- [Избранный фрагмент]

----------

ЧЕЛОВЕК ИЗ ЧЕГЕМА

№ 2007 / 44, 23.02.2015


В своей статье об Александре Твардовском, говоря о его человеческих качествах, о том, что он был обыкновенным человеком с присущими ему достатками и недостатками, в то же время констатируя необыкновенность его личности
В своей статье об Александре Твардовском, говоря о его человеческих качествах, о том, что он был обыкновенным человеком с присущими ему достатками и недостатками, в то же время констатируя необыкновенность его личности, Кайсын Кулиев пишет: «Он был человек, но крупный человек, носивший в груди тот священный огонь, которым отмечены редкие творцы и созидатели у каждого народа».
После таких оценок жизни и творчества своего старшего товарища по поэтическому дарованию что можно сказать о самом Кайсыне, прожившем очень мало по горским меркам, но успевшем прославить Кавказ на весь мир и прославиться самому в мировой культуре? Мне думается, о нём тоже без натяжек можно сказать то же самое, что он сказал о своём друге: он был обыкновенным необыкновенным (выражение Чингиза Айтматова) человеком из Чегема, маленького аула, протянувшегося не очень широкой полосой своим приземистыми каменными домиками по правую сторону ни на минуту не переставая бурлящей реки Чегем в верховьях одноимённого ущелья. Это сейчас строят дома из жжёного кирпича и природного туфа. А во времена юности Кайсына камень был самым надёжным спутником горца. Не случайно образ камня Кайсыном возведён до высот сакральности. Вчитайтесь:
Много раз я писал о тебе… Издавна
Были камнем богаты аулы нагорий,
И народ мой оставил свои письмена
В камне: мудрость свою, и надежду,
                    и горе.

Мысль народов других в древних книгах
                    жила,
В фолиантах хранились былого анналы.

----------

(Данные из набора данных)
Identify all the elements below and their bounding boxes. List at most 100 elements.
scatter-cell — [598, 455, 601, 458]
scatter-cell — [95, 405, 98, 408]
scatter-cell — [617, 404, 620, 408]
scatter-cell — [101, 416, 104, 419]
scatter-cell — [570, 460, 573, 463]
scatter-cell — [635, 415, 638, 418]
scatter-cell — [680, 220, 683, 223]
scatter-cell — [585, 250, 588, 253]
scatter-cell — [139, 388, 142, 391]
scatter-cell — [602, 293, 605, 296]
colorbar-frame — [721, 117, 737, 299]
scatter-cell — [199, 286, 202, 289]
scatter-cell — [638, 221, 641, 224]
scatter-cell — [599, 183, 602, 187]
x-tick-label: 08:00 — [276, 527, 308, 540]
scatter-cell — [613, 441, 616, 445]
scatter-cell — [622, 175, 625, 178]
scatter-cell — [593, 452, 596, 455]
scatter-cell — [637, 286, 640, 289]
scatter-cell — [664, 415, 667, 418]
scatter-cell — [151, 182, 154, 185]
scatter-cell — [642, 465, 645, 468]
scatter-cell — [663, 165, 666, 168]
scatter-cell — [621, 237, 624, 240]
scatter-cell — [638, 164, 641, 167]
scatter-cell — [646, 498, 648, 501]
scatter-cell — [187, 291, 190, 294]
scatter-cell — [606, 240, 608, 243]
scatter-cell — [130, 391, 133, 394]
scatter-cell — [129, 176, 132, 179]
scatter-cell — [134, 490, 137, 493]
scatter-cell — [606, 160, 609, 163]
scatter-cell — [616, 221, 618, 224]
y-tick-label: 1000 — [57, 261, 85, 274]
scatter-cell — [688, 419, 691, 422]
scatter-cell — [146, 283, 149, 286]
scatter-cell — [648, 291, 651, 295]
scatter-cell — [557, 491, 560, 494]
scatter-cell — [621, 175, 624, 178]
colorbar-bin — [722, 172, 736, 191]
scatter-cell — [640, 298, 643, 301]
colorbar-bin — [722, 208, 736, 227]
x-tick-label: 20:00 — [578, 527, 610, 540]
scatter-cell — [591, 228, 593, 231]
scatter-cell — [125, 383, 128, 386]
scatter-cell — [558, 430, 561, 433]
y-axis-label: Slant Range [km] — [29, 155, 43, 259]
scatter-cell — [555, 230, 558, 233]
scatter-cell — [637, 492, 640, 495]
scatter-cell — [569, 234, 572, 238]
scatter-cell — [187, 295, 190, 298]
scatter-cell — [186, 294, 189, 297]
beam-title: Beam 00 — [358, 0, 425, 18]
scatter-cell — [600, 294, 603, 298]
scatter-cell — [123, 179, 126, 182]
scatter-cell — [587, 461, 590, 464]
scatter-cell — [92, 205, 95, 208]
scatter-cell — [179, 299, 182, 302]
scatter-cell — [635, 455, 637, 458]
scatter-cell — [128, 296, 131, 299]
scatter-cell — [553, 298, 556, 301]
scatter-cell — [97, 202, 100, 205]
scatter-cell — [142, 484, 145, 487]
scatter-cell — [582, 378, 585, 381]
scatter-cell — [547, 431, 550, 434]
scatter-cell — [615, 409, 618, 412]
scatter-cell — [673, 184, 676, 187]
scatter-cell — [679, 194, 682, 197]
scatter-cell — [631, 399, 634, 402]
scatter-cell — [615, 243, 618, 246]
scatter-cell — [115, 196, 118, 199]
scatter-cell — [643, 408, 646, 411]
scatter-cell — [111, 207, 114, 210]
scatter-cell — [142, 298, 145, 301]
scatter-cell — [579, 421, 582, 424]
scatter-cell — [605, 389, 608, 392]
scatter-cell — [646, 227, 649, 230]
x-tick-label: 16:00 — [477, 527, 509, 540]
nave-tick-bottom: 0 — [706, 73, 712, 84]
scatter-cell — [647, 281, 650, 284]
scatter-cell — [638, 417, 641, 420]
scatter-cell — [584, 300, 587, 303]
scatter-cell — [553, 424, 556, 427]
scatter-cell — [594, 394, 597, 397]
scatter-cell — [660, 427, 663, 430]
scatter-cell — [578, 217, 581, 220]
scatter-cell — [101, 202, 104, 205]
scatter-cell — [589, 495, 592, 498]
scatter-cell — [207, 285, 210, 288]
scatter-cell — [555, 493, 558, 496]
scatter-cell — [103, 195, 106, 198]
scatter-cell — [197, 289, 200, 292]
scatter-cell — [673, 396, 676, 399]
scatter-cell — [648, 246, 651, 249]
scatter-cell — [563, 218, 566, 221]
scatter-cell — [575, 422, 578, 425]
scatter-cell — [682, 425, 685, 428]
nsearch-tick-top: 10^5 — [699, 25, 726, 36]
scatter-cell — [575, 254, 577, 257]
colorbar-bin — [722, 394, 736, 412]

----------

Напишите продолжение текста о Кайсыне Кулиеве, приведённого выше, начиная сразу после его последней строки.

А у горцев бесправных – скала да скала.
Мысль вверялась камням. Камни, камни
                    и скалы.

Наши книги, история нашей земли!
Потому-то и камни везде в преизбытке,
Что столетия в нём свой язык обрели.
Это скорби и стойкости твёрдые свитки.

Вот надгробья, вот мельничные жернова,
Башни… Память о войнах, набегах,
                    обвалах.
Выразительны камни, как будто слова.
Заливала их кровь, лунный свет
                    заливал их.

Это плачь матерей и томленья подруг,
Боль поэта и мысль мудреца-чародея,
И умельца движения чуткие рук,
Дух борца… Я читаю их, сам каменея…

«Камень».
Перевод Семёна Липкина.

В своей жизни Кайсын не раз подтверждал всё сказанное. Мужество, без которого, как он считал, не может быть поэзии. Благородство, в любых условиях не изменять человечности, оставаться самим собой и верным гуманизму – вот что двигало его творчеством.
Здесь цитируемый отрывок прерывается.